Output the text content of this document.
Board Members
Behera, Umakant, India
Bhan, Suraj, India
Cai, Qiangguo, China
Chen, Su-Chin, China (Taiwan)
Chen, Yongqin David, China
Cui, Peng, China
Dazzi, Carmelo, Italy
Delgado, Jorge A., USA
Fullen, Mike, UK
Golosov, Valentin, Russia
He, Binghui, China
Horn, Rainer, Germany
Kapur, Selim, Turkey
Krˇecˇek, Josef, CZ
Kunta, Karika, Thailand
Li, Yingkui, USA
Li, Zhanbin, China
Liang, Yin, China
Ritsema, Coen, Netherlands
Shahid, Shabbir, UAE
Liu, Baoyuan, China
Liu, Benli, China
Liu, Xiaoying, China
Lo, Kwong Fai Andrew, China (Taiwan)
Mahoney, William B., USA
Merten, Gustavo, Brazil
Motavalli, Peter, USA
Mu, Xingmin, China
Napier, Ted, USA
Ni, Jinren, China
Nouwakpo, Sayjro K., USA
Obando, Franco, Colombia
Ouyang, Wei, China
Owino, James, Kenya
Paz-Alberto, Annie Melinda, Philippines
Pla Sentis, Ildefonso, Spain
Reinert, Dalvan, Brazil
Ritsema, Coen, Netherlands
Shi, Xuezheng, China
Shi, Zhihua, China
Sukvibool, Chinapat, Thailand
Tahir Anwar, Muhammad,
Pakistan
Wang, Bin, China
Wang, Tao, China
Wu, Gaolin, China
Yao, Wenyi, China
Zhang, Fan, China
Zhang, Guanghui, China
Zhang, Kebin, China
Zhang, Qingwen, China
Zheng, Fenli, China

---

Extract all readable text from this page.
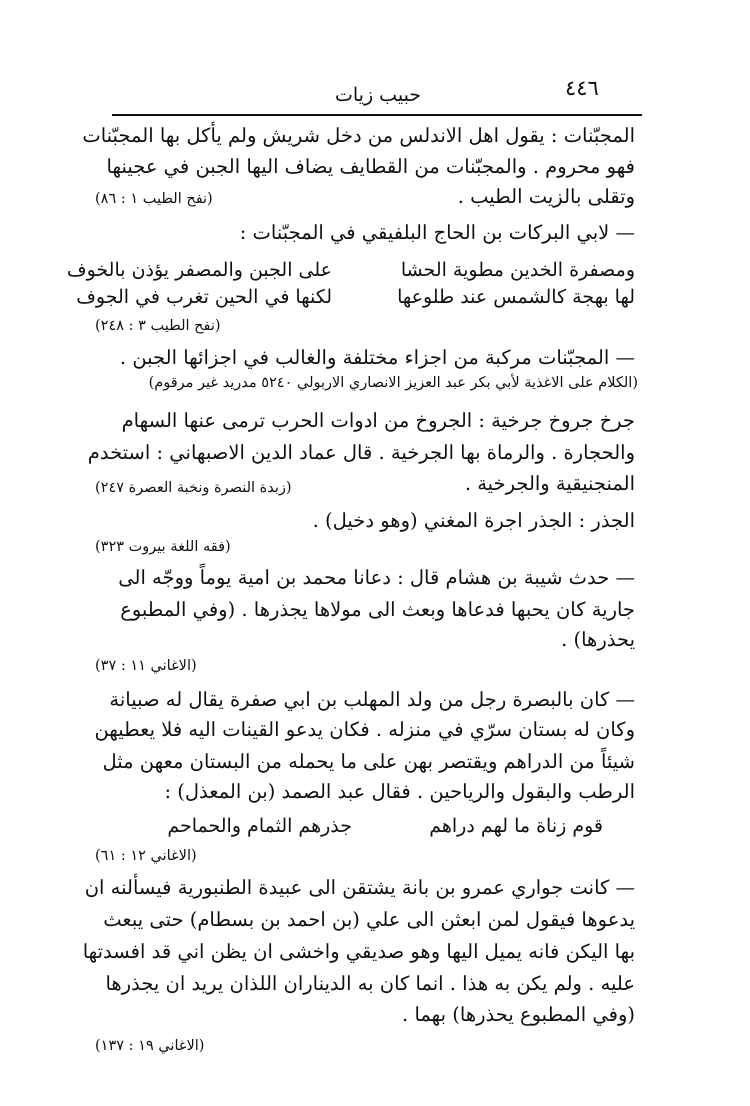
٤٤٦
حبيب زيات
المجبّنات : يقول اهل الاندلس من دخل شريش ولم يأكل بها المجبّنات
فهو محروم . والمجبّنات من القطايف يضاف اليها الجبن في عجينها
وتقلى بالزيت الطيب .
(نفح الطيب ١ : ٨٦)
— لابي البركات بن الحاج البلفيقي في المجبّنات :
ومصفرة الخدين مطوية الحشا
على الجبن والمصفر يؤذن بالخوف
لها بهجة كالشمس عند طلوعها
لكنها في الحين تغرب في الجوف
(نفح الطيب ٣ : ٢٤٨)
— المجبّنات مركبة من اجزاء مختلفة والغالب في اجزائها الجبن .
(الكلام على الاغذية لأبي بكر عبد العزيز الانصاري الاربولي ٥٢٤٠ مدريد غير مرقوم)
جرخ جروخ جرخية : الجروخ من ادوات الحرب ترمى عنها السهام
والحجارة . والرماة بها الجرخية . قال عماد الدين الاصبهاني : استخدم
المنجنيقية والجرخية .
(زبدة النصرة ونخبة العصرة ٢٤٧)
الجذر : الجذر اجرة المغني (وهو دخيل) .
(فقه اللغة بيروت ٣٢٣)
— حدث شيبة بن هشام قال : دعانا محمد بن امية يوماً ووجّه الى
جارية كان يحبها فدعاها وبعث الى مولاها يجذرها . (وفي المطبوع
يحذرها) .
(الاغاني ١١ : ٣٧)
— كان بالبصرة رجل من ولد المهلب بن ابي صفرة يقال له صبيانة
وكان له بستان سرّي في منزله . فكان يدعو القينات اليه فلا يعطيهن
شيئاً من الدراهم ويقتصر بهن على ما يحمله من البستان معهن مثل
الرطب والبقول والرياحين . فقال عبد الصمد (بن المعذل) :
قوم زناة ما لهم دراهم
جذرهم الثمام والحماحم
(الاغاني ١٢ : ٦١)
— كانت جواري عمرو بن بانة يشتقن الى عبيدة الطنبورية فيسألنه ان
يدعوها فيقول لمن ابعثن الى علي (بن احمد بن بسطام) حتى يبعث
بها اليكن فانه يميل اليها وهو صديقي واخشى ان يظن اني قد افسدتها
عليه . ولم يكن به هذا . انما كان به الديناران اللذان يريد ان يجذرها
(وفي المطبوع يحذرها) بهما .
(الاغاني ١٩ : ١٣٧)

## To be done
Show every line in the records above that contains the word "Thailand".

## Exercise response
Kunta, Karika, Thailand
Sukvibool, Chinapat, Thailand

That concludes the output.